La luz de La danza y La música irradia en otros dos paneles «decorativos»: La mesa roja, pintada poco antes de La danza (1909), y La conversación, probablemente pintada poco después de La música (1911). Sin embargo, los temas de estas dos obras parecen, a primera vista, totalmente profanos, incluso prosaicos. Sin embargo, esto no niega la hipótesis de un acuerdo íntimo entre los signos y el significado, entre el estilo «abstracto» y el tema sagrado. El tema de La conversación es ciertamente burgués: el pintor en pijama de rayas y su mujer en batín, uno frente al otro, delante de una ventana de una casa suburbana. Esto no impidió que a Chtchoukine le recordara una obra de inspiración religiosa: «Me recuerda a un esmalte bizantino, tan rico y profundo es su color». Aún más revelador es el esquema compositivo empleado por Matisse. Debería ser el esquema genuinamente burgués de la pareja casada, como se encuentra en Los esposos Arnolfini de Van Eyck. Pero en La conversación, la pareja está separada por la intrusión de un tercero: la ventana. Por ello, Matisse se ve obligado a utilizar otro esquema: el empleado en innumerables Anunciaciones, desde el Angélico hasta Bellini. Sin embargo, lo sagrado que se anuncia aquí ya no es el nacimiento de Jesús sino ese otro Unheimlich, la pintura, «una fuerza que hoy percibo como ajena a mi vida de hombre normal» y de la que la ventana seguirá siendo, a lo largo de su vida, la figura simbólica.

▶ [Entradas suministradas]
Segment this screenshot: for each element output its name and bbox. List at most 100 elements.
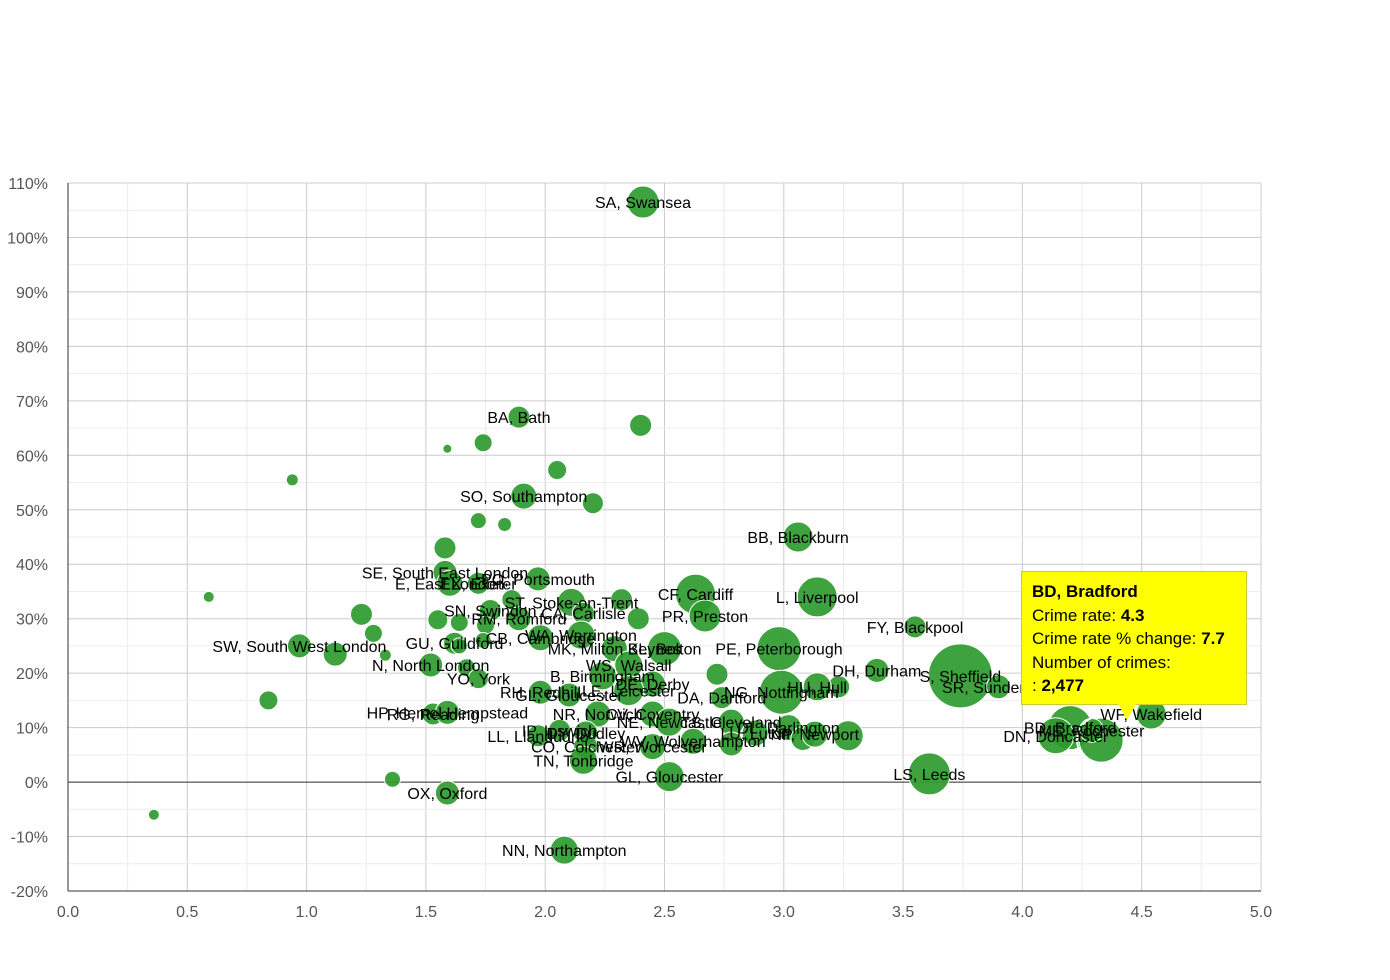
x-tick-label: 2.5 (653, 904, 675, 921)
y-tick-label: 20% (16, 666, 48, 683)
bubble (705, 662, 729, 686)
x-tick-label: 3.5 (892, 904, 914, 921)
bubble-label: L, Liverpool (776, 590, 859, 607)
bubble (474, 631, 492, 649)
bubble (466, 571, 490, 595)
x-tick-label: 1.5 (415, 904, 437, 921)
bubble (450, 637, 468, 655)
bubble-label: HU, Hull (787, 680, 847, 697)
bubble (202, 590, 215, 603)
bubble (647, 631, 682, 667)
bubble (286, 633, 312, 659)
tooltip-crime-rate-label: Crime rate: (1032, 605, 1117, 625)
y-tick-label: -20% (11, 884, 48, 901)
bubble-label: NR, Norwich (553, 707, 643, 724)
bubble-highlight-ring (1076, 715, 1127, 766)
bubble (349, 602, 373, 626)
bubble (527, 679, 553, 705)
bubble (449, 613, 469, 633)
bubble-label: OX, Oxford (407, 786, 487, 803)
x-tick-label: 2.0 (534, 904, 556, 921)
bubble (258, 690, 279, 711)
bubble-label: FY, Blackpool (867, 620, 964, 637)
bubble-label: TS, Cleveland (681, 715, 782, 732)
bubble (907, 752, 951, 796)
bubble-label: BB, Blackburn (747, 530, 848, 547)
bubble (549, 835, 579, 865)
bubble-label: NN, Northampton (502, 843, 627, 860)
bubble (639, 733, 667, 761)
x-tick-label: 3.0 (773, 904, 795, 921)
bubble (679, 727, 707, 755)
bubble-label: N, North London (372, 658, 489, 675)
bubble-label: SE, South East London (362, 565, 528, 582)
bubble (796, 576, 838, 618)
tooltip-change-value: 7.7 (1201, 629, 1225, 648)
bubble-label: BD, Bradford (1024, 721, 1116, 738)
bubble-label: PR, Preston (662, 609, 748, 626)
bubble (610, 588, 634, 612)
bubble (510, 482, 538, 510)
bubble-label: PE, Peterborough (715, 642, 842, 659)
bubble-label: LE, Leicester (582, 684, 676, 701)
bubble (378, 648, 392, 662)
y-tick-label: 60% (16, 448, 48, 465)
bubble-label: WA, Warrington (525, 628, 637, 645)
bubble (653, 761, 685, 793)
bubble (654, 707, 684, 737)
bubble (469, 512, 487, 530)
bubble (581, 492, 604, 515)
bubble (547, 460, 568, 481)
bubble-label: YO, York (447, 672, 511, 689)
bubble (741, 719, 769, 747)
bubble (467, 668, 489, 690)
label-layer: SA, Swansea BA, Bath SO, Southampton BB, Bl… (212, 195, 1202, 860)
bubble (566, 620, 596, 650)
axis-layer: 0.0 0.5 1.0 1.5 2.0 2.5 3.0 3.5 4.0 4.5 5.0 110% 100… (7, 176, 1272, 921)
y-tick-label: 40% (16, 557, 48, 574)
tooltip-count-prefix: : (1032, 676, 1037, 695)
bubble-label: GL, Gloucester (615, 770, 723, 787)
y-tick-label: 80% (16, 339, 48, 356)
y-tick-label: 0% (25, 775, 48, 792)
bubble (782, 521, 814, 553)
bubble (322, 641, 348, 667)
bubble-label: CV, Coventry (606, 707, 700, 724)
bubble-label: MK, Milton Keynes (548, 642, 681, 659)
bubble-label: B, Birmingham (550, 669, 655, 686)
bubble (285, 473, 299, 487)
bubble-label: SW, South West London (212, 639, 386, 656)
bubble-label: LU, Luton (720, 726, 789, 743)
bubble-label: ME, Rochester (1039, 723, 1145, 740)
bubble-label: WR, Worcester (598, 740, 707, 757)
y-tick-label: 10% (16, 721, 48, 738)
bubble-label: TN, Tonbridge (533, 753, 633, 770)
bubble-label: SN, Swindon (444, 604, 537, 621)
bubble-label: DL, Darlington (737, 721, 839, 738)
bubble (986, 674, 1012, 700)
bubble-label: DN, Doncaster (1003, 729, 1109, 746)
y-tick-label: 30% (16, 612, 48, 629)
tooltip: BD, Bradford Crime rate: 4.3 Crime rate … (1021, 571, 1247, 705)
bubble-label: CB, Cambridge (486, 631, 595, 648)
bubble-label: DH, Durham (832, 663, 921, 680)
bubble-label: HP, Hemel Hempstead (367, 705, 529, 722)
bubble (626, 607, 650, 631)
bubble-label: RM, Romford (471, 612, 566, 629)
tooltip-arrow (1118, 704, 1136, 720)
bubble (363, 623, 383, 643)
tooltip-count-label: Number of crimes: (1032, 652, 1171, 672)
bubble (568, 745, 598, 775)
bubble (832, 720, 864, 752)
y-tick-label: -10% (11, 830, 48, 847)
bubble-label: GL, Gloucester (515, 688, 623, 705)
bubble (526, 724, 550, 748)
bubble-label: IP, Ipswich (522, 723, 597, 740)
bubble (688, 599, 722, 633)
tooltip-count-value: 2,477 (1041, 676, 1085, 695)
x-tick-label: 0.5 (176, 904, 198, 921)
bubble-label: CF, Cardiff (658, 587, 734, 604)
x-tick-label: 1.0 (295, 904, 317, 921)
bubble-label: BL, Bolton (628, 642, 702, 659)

---

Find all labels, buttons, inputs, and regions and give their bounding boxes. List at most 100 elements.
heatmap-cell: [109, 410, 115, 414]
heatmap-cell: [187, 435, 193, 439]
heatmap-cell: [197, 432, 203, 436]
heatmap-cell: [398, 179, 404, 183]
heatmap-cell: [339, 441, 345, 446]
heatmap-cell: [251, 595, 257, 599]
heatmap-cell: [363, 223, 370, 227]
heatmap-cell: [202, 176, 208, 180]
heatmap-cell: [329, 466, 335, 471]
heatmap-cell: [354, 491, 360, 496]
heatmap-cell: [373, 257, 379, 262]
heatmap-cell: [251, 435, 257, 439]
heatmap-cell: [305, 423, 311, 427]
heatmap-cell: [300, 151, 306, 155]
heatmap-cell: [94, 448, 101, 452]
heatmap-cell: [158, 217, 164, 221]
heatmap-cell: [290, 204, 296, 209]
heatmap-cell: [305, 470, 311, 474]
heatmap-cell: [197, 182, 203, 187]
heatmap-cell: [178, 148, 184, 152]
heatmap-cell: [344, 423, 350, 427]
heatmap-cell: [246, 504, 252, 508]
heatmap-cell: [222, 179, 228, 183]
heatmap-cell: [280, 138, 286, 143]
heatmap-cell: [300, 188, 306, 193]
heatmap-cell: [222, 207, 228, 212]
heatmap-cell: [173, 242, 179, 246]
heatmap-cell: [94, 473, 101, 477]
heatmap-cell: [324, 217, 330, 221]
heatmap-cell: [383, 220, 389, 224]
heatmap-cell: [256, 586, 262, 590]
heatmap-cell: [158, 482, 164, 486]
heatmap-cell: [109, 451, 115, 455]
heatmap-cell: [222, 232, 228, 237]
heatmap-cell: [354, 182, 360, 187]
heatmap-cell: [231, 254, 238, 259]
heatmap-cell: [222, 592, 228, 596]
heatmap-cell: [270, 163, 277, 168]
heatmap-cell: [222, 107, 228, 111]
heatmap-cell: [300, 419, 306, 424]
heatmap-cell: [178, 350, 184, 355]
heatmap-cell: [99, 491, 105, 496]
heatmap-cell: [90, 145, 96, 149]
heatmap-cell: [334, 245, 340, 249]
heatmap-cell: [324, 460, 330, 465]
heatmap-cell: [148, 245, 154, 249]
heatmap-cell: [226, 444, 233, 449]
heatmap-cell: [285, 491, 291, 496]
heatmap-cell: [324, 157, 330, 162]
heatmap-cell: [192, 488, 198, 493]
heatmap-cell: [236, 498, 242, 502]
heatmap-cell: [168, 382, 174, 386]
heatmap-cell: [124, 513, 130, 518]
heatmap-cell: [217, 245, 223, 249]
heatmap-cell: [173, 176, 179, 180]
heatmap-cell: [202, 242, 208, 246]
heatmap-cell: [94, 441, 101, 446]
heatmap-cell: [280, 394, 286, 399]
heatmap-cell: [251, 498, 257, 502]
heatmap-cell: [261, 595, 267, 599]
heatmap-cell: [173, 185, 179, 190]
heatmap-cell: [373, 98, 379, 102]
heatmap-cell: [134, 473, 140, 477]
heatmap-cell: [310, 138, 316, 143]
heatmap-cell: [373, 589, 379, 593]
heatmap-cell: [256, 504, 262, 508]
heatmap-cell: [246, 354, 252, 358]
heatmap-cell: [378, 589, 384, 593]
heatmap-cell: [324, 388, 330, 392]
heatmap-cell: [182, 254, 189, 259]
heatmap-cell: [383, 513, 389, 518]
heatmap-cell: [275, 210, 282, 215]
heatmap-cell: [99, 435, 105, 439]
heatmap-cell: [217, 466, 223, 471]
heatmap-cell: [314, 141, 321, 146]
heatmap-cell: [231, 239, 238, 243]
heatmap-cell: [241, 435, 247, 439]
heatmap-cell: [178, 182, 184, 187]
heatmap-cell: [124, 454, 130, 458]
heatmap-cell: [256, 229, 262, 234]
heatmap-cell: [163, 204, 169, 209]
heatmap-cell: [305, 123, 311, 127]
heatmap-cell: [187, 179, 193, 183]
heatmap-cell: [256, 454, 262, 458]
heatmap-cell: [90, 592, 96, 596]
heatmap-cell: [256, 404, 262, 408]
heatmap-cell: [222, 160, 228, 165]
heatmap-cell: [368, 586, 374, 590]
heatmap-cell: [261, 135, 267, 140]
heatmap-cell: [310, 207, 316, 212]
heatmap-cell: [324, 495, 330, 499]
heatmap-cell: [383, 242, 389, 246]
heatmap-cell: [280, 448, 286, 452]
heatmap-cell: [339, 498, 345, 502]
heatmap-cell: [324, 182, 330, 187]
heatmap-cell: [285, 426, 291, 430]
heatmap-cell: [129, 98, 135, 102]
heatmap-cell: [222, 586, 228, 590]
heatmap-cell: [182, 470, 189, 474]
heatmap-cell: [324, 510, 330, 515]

▶ [Instrucciones]
1. Traduce al inglés esta oración del fragmento sobre Matisse: «Aún más revelador es el esquema compositivo empleado por Matisse.»
2. Responde estas preguntas con lo que dice el fragmento sobre Matisse:
(a) ¿A qué le recordaba La conversación a Chtchoukine?
(b) ¿Qué obra de Van Eyck se menciona como ejemplo del esquema de la pareja casada?
(c) ¿Qué separa a la pareja en La conversación?
3. Prosigue el fragmento sobre Matisse desde el punto en que termina.
El listado no tiene ningún papel en lo que se pide aquí.

▶ [Resultados]
1. Even more revealing is the compositional scheme used by Matisse.

2.
(a) A un esmalte bizantino.
(b) Los esposos Arnolfini.
(c) La ventana.

3.
La clase de piano
La tensión más refinada de un Matisse, cada vez más exigente, no llegará a la plenitud de sus efectos pictóricos hasta La clase de piano, que representa el punto final de un largo proceso evolutivo de un periodo en el que trata problemas de composición y de espacio. En el cuadro, Matisse parece más cercano que nunca a los dogmas cubistas, manteniendo a la vez su fidelidad a sus propias aspiraciones. A la vista de este gran lienzo, Gaston Diehl constata que «la rudeza de las deformaciones geométricas, la rigurosidad de una composición estrictamenta arquitectónica, se olvidan ante las persuasivas modulaciones de ritmos verticales que animan las superficies, ante esta alegre melodía de arabescos, de la baranda de la ventana o del atril del piano, que confieren al espacio su estructura viviente. La disciplina se ha impuesto, el lento trabajo de reflexión y revisión, se ha transformado en quietud sonriente, en composición majestuosa y tranquila.»
La clase de piano marca el fin de un periodo de mutaciones, de investigaciones y de tormentos; es una obra clave en la evolución de la pintura de Matisse, que se abre ahora a nuevas influencias y se distancia del influjo preponderante de Cézanne. A partir de ahora, Matisse se retira. Se refugia en Niza, vuelve la mirada a Ingres, Courbet y Manet, en un mundo más íntimo, más jovial y sobre todo más tranquilo que el que le rodeaba, aún devastado por la guerra.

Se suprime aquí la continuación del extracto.